— begin DATA LINES —

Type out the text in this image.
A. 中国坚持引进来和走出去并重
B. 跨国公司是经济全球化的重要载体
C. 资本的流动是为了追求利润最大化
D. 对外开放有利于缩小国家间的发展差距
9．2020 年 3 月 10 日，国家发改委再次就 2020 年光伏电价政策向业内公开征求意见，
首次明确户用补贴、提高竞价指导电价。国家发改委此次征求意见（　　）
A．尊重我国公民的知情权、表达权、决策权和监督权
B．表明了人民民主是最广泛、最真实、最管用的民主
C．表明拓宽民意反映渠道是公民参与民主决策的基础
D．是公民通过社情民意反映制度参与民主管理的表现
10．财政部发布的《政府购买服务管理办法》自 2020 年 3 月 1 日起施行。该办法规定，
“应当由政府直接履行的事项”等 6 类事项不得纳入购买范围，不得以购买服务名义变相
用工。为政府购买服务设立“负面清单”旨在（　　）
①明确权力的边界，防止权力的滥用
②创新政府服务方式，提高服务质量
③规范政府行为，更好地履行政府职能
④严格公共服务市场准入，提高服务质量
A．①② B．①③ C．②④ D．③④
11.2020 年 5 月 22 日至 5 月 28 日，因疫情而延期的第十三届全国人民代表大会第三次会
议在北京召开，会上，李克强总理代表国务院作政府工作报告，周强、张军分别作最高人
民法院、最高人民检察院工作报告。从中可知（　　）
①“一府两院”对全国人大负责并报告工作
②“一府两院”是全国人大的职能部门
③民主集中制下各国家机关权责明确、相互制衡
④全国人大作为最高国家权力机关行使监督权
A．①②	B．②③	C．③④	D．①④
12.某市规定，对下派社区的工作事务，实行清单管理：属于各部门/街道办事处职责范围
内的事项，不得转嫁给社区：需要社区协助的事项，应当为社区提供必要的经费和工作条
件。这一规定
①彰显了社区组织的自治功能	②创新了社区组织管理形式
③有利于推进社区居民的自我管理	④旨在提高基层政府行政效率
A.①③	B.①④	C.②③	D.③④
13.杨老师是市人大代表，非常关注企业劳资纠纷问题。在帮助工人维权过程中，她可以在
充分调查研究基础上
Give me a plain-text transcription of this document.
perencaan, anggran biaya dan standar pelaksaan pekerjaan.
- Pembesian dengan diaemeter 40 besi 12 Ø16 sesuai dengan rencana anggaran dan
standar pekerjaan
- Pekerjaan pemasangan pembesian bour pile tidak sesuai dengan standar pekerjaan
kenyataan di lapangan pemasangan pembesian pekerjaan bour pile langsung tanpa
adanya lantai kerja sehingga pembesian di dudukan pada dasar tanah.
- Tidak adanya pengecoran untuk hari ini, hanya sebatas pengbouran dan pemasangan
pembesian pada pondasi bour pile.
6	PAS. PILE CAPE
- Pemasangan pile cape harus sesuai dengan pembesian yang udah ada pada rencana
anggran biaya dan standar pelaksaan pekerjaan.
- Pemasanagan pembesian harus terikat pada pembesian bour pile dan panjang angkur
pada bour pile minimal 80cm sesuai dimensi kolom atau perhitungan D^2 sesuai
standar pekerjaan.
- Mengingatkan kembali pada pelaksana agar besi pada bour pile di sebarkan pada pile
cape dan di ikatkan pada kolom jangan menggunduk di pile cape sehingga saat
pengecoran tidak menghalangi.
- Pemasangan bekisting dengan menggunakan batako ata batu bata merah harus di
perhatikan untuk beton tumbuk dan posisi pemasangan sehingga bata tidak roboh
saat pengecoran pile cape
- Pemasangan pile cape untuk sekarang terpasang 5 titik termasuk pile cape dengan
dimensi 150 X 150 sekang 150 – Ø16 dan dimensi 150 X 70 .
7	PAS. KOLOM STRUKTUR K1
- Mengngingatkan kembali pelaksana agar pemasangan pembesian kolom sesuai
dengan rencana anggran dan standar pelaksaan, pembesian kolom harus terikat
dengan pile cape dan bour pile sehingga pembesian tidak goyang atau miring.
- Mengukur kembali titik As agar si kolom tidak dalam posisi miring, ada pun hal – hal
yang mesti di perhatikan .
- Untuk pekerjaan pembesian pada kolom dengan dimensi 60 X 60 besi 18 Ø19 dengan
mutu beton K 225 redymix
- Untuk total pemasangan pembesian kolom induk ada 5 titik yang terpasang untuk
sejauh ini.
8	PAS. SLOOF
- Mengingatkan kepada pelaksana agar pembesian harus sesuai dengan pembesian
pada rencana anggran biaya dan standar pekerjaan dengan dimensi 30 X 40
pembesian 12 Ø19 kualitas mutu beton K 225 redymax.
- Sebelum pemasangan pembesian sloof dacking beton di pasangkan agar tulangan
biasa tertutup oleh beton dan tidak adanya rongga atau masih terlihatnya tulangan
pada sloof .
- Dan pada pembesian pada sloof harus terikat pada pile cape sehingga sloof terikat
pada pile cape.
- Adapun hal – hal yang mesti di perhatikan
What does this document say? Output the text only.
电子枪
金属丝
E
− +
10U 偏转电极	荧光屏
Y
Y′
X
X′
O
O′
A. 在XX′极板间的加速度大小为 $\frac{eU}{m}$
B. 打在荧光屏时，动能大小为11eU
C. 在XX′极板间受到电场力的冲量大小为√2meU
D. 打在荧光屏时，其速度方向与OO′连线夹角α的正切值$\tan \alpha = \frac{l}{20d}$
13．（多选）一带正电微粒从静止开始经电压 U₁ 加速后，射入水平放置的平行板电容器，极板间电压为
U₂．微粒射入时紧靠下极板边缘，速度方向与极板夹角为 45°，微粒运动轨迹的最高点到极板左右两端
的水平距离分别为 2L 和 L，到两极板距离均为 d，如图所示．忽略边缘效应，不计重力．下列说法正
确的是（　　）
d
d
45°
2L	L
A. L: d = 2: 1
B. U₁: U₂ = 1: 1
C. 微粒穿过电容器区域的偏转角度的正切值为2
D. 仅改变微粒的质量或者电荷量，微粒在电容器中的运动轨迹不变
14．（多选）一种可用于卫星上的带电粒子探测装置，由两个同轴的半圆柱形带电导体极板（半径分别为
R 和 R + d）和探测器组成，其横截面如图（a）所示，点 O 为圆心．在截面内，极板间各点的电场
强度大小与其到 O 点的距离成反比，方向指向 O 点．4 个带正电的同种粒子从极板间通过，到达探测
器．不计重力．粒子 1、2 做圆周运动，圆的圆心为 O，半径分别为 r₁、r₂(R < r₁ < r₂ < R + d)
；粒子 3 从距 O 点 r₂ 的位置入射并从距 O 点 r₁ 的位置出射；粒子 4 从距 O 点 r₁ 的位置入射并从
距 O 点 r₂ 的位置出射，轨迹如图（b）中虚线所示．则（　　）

— end DATA LINES —

WORK TO DO: Copy each line of the preceding data that contains the string "perhatikan".

FINISHED EXERCISE:
perhatikan untuk beton tumbuk dan posisi pemasangan sehingga bata tidak roboh
yang mesti di perhatikan .
- Adapun hal – hal yang mesti di perhatikan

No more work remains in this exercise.